Work to complete: Return each line holding the string "text".

"""

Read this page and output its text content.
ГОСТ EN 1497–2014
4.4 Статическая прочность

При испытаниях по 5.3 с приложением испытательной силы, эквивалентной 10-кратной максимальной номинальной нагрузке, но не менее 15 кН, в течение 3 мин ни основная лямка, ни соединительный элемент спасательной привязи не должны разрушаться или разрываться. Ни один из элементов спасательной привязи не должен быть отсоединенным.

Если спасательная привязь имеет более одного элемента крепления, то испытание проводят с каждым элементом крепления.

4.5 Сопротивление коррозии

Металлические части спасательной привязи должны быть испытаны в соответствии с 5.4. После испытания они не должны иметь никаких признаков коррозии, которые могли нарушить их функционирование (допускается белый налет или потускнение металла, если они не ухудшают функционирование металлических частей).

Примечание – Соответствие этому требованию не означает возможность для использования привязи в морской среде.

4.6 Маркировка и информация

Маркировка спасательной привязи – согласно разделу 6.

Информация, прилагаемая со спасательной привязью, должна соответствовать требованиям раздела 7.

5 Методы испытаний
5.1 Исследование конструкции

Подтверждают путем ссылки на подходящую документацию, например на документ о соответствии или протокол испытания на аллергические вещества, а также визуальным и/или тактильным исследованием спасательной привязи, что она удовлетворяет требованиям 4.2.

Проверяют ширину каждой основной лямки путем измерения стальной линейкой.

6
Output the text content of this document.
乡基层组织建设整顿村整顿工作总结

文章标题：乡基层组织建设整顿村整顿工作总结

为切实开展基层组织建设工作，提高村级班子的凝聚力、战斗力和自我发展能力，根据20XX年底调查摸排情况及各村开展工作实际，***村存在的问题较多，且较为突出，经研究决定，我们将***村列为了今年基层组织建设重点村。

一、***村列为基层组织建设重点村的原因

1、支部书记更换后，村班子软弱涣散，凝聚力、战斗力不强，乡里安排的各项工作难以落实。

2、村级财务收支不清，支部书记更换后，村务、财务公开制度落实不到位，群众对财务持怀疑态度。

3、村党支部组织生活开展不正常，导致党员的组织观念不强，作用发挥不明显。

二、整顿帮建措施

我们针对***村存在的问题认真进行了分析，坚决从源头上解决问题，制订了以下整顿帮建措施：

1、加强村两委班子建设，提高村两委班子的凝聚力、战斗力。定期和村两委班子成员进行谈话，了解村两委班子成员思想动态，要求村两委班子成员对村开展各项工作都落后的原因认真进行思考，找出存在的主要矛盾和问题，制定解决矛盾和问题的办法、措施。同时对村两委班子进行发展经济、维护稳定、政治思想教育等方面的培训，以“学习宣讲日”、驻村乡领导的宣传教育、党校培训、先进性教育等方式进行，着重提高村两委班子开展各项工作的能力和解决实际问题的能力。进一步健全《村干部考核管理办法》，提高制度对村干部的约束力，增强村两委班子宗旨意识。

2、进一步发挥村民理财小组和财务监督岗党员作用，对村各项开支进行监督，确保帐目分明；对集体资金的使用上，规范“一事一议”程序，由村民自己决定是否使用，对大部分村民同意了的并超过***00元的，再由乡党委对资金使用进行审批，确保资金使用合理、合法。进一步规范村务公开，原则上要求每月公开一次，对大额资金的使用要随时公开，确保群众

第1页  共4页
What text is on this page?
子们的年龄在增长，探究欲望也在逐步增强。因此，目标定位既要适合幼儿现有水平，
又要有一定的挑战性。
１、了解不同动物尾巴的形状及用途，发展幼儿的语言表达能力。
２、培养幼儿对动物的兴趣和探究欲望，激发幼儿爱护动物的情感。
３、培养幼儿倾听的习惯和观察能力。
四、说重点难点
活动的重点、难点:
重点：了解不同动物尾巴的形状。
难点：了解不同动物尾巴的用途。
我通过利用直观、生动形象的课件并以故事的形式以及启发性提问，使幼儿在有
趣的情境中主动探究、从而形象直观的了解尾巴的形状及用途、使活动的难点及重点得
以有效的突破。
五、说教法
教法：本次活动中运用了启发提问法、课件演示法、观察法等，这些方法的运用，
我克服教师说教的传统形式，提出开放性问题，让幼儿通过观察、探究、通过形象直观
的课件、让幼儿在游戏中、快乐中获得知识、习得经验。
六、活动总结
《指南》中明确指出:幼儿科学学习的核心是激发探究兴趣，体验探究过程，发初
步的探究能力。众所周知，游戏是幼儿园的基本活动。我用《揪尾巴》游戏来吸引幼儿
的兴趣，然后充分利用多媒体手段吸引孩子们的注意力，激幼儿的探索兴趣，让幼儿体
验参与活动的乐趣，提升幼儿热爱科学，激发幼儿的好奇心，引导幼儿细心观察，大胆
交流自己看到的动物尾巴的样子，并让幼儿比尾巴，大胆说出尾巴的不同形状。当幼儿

"""

Complete output:
Read this page and output its text content.
Output the text content of this document.
What text is on this page?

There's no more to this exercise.